───── DATA ─────

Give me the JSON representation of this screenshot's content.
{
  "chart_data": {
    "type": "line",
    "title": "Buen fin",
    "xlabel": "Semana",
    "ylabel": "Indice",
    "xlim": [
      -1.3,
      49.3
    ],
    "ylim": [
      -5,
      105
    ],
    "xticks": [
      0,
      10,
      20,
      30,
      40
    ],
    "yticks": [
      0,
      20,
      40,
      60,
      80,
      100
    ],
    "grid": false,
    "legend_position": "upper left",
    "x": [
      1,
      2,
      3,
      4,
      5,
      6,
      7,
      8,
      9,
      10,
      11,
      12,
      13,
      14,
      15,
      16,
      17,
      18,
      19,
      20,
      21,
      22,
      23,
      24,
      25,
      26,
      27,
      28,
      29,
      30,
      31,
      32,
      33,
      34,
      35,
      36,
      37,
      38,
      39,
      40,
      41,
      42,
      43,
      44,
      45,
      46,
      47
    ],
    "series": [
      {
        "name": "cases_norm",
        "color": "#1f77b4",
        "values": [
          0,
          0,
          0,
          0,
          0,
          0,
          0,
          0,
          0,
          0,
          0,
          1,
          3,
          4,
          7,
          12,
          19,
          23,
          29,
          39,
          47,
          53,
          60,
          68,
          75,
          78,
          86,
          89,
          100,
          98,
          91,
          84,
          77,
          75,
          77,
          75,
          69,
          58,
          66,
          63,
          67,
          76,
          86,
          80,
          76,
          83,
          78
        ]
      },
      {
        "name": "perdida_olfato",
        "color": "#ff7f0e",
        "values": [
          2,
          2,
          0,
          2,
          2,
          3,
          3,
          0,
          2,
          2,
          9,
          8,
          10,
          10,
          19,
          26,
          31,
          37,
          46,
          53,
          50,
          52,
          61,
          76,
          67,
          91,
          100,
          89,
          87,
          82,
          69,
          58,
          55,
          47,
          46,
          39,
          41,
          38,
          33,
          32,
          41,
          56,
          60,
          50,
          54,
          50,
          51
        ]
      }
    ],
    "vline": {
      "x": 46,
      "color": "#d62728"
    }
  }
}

─────

▸ TASK
Restate all of the entries above precisely.

▸ RESPONSE BELOW
Give me the JSON representation of this screenshot's content.
{
  "chart_data": {
    "type": "line",
    "title": "Buen fin",
    "xlabel": "Semana",
    "ylabel": "Indice",
    "xlim": [
      -1.3,
      49.3
    ],
    "ylim": [
      -5,
      105
    ],
    "xticks": [
      0,
      10,
      20,
      30,
      40
    ],
    "yticks": [
      0,
      20,
      40,
      60,
      80,
      100
    ],
    "grid": false,
    "legend_position": "upper left",
    "x": [
      1,
      2,
      3,
      4,
      5,
      6,
      7,
      8,
      9,
      10,
      11,
      12,
      13,
      14,
      15,
      16,
      17,
      18,
      19,
      20,
      21,
      22,
      23,
      24,
      25,
      26,
      27,
      28,
      29,
      30,
      31,
      32,
      33,
      34,
      35,
      36,
      37,
      38,
      39,
      40,
      41,
      42,
      43,
      44,
      45,
      46,
      47
    ],
    "series": [
      {
        "name": "cases_norm",
        "color": "#1f77b4",
        "values": [
          0,
          0,
          0,
          0,
          0,
          0,
          0,
          0,
          0,
          0,
          0,
          1,
          3,
          4,
          7,
          12,
          19,
          23,
          29,
          39,
          47,
          53,
          60,
          68,
          75,
          78,
          86,
          89,
          100,
          98,
          91,
          84,
          77,
          75,
          77,
          75,
          69,
          58,
          66,
          63,
          67,
          76,
          86,
          80,
          76,
          83,
          78
        ]
      },
      {
        "name": "perdida_olfato",
        "color": "#ff7f0e",
        "values": [
          2,
          2,
          0,
          2,
          2,
          3,
          3,
          0,
          2,
          2,
          9,
          8,
          10,
          10,
          19,
          26,
          31,
          37,
          46,
          53,
          50,
          52,
          61,
          76,
          67,
          91,
          100,
          89,
          87,
          82,
          69,
          58,
          55,
          47,
          46,
          39,
          41,
          38,
          33,
          32,
          41,
          56,
          60,
          50,
          54,
          50,
          51
        ]
      }
    ],
    "vline": {
      "x": 46,
      "color": "#d62728"
    }
  }
}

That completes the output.